_DATA RECORDS_
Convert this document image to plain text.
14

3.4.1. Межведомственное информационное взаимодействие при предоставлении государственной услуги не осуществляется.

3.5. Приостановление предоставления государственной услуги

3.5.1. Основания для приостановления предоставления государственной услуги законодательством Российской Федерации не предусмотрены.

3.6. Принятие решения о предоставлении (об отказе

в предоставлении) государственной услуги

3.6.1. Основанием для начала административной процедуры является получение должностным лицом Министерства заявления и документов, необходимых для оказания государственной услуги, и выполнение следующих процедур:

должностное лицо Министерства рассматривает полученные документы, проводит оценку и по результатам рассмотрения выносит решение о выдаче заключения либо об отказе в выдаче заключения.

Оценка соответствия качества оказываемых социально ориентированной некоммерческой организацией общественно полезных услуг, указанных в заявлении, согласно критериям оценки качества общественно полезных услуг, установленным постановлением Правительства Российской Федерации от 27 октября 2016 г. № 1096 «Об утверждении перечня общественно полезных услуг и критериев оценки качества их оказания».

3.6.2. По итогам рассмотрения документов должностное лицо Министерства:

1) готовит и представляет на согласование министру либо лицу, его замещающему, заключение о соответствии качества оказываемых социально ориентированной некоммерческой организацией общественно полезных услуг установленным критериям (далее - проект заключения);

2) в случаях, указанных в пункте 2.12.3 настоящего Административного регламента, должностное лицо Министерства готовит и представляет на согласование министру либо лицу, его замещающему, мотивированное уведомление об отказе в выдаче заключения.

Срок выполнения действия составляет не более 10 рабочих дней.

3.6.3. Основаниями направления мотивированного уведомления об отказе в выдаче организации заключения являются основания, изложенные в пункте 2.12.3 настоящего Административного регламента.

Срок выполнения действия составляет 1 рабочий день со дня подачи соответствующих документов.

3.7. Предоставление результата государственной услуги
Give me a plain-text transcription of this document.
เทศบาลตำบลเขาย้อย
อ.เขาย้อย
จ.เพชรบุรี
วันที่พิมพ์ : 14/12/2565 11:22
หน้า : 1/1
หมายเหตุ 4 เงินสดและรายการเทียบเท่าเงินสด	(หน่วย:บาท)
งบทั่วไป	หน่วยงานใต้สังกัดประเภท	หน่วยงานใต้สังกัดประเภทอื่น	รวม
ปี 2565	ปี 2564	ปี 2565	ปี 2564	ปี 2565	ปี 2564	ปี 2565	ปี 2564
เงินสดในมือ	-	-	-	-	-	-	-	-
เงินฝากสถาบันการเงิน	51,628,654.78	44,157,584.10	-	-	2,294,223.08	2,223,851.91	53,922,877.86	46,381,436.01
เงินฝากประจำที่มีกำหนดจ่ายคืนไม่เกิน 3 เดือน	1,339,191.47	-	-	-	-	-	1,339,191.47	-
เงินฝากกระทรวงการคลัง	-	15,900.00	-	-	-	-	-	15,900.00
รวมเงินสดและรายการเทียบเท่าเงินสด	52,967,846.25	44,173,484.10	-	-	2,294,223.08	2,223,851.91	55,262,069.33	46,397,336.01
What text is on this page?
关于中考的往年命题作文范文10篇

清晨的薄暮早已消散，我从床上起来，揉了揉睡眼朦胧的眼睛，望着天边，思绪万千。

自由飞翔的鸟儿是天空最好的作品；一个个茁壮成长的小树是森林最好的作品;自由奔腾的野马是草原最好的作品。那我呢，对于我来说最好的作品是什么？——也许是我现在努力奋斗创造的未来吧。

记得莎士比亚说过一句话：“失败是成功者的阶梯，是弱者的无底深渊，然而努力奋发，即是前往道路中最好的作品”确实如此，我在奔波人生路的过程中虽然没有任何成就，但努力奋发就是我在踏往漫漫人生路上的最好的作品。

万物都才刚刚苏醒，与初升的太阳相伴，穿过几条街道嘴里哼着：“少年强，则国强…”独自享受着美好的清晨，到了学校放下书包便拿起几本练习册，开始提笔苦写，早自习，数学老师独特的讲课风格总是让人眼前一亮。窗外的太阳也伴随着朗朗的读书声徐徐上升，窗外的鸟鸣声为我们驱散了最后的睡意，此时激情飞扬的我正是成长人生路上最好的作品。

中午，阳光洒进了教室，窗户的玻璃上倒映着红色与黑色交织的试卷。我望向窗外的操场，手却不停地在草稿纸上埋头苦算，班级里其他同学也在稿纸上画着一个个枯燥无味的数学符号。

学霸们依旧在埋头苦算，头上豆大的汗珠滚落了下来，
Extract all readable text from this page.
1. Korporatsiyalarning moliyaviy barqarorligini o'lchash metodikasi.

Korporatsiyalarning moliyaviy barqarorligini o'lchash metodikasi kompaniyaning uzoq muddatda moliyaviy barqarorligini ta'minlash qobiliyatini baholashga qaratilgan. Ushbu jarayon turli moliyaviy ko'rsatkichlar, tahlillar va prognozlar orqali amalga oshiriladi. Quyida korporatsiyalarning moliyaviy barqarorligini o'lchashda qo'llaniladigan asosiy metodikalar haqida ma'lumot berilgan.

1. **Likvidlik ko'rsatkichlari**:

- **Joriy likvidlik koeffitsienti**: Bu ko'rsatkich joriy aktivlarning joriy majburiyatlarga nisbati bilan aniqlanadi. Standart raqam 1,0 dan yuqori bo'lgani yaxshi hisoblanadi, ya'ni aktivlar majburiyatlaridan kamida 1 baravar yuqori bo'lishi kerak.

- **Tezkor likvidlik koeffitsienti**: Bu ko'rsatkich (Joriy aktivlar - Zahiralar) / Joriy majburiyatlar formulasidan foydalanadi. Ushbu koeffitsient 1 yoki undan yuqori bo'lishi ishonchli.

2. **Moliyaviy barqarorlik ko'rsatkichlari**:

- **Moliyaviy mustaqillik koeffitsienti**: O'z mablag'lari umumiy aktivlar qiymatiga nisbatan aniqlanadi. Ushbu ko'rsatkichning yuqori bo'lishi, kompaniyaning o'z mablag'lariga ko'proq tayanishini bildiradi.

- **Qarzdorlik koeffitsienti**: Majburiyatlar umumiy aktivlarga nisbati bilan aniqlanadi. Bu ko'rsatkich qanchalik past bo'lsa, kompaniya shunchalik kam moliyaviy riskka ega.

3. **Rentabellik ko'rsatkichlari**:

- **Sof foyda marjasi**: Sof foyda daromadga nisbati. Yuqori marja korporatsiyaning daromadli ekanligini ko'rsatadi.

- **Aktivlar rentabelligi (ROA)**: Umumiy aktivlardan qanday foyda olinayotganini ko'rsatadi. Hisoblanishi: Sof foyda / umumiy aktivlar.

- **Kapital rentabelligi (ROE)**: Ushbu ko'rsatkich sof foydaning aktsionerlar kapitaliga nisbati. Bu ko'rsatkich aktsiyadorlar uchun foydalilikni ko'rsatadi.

_WHAT YOU NEED TO DO_
Every record above needs to be repeated word for word.

_FULL ANSWER_
Convert this document image to plain text.
14

3.4.1. Межведомственное информационное взаимодействие при предоставлении государственной услуги не осуществляется.

3.5. Приостановление предоставления государственной услуги

3.5.1. Основания для приостановления предоставления государственной услуги законодательством Российской Федерации не предусмотрены.

3.6. Принятие решения о предоставлении (об отказе

в предоставлении) государственной услуги

3.6.1. Основанием для начала административной процедуры является получение должностным лицом Министерства заявления и документов, необходимых для оказания государственной услуги, и выполнение следующих процедур:

должностное лицо Министерства рассматривает полученные документы, проводит оценку и по результатам рассмотрения выносит решение о выдаче заключения либо об отказе в выдаче заключения.

Оценка соответствия качества оказываемых социально ориентированной некоммерческой организацией общественно полезных услуг, указанных в заявлении, согласно критериям оценки качества общественно полезных услуг, установленным постановлением Правительства Российской Федерации от 27 октября 2016 г. № 1096 «Об утверждении перечня общественно полезных услуг и критериев оценки качества их оказания».

3.6.2. По итогам рассмотрения документов должностное лицо Министерства:

1) готовит и представляет на согласование министру либо лицу, его замещающему, заключение о соответствии качества оказываемых социально ориентированной некоммерческой организацией общественно полезных услуг установленным критериям (далее - проект заключения);

2) в случаях, указанных в пункте 2.12.3 настоящего Административного регламента, должностное лицо Министерства готовит и представляет на согласование министру либо лицу, его замещающему, мотивированное уведомление об отказе в выдаче заключения.

Срок выполнения действия составляет не более 10 рабочих дней.

3.6.3. Основаниями направления мотивированного уведомления об отказе в выдаче организации заключения являются основания, изложенные в пункте 2.12.3 настоящего Административного регламента.

Срок выполнения действия составляет 1 рабочий день со дня подачи соответствующих документов.

3.7. Предоставление результата государственной услуги
Give me a plain-text transcription of this document.
เทศบาลตำบลเขาย้อย
อ.เขาย้อย
จ.เพชรบุรี
วันที่พิมพ์ : 14/12/2565 11:22
หน้า : 1/1
หมายเหตุ 4 เงินสดและรายการเทียบเท่าเงินสด	(หน่วย:บาท)
งบทั่วไป	หน่วยงานใต้สังกัดประเภท	หน่วยงานใต้สังกัดประเภทอื่น	รวม
ปี 2565	ปี 2564	ปี 2565	ปี 2564	ปี 2565	ปี 2564	ปี 2565	ปี 2564
เงินสดในมือ	-	-	-	-	-	-	-	-
เงินฝากสถาบันการเงิน	51,628,654.78	44,157,584.10	-	-	2,294,223.08	2,223,851.91	53,922,877.86	46,381,436.01
เงินฝากประจำที่มีกำหนดจ่ายคืนไม่เกิน 3 เดือน	1,339,191.47	-	-	-	-	-	1,339,191.47	-
เงินฝากกระทรวงการคลัง	-	15,900.00	-	-	-	-	-	15,900.00
รวมเงินสดและรายการเทียบเท่าเงินสด	52,967,846.25	44,173,484.10	-	-	2,294,223.08	2,223,851.91	55,262,069.33	46,397,336.01
What text is on this page?
关于中考的往年命题作文范文10篇

清晨的薄暮早已消散，我从床上起来，揉了揉睡眼朦胧的眼睛，望着天边，思绪万千。

自由飞翔的鸟儿是天空最好的作品；一个个茁壮成长的小树是森林最好的作品;自由奔腾的野马是草原最好的作品。那我呢，对于我来说最好的作品是什么？——也许是我现在努力奋斗创造的未来吧。

记得莎士比亚说过一句话：“失败是成功者的阶梯，是弱者的无底深渊，然而努力奋发，即是前往道路中最好的作品”确实如此，我在奔波人生路的过程中虽然没有任何成就，但努力奋发就是我在踏往漫漫人生路上的最好的作品。

万物都才刚刚苏醒，与初升的太阳相伴，穿过几条街道嘴里哼着：“少年强，则国强…”独自享受着美好的清晨，到了学校放下书包便拿起几本练习册，开始提笔苦写，早自习，数学老师独特的讲课风格总是让人眼前一亮。窗外的太阳也伴随着朗朗的读书声徐徐上升，窗外的鸟鸣声为我们驱散了最后的睡意，此时激情飞扬的我正是成长人生路上最好的作品。

中午，阳光洒进了教室，窗户的玻璃上倒映着红色与黑色交织的试卷。我望向窗外的操场，手却不停地在草稿纸上埋头苦算，班级里其他同学也在稿纸上画着一个个枯燥无味的数学符号。

学霸们依旧在埋头苦算，头上豆大的汗珠滚落了下来，
Extract all readable text from this page.
1. Korporatsiyalarning moliyaviy barqarorligini o'lchash metodikasi.

Korporatsiyalarning moliyaviy barqarorligini o'lchash metodikasi kompaniyaning uzoq muddatda moliyaviy barqarorligini ta'minlash qobiliyatini baholashga qaratilgan. Ushbu jarayon turli moliyaviy ko'rsatkichlar, tahlillar va prognozlar orqali amalga oshiriladi. Quyida korporatsiyalarning moliyaviy barqarorligini o'lchashda qo'llaniladigan asosiy metodikalar haqida ma'lumot berilgan.

1. **Likvidlik ko'rsatkichlari**:

- **Joriy likvidlik koeffitsienti**: Bu ko'rsatkich joriy aktivlarning joriy majburiyatlarga nisbati bilan aniqlanadi. Standart raqam 1,0 dan yuqori bo'lgani yaxshi hisoblanadi, ya'ni aktivlar majburiyatlaridan kamida 1 baravar yuqori bo'lishi kerak.

- **Tezkor likvidlik koeffitsienti**: Bu ko'rsatkich (Joriy aktivlar - Zahiralar) / Joriy majburiyatlar formulasidan foydalanadi. Ushbu koeffitsient 1 yoki undan yuqori bo'lishi ishonchli.

2. **Moliyaviy barqarorlik ko'rsatkichlari**:

- **Moliyaviy mustaqillik koeffitsienti**: O'z mablag'lari umumiy aktivlar qiymatiga nisbatan aniqlanadi. Ushbu ko'rsatkichning yuqori bo'lishi, kompaniyaning o'z mablag'lariga ko'proq tayanishini bildiradi.

- **Qarzdorlik koeffitsienti**: Majburiyatlar umumiy aktivlarga nisbati bilan aniqlanadi. Bu ko'rsatkich qanchalik past bo'lsa, kompaniya shunchalik kam moliyaviy riskka ega.

3. **Rentabellik ko'rsatkichlari**:

- **Sof foyda marjasi**: Sof foyda daromadga nisbati. Yuqori marja korporatsiyaning daromadli ekanligini ko'rsatadi.

- **Aktivlar rentabelligi (ROA)**: Umumiy aktivlardan qanday foyda olinayotganini ko'rsatadi. Hisoblanishi: Sof foyda / umumiy aktivlar.

- **Kapital rentabelligi (ROE)**: Ushbu ko'rsatkich sof foydaning aktsionerlar kapitaliga nisbati. Bu ko'rsatkich aktsiyadorlar uchun foydalilikni ko'rsatadi.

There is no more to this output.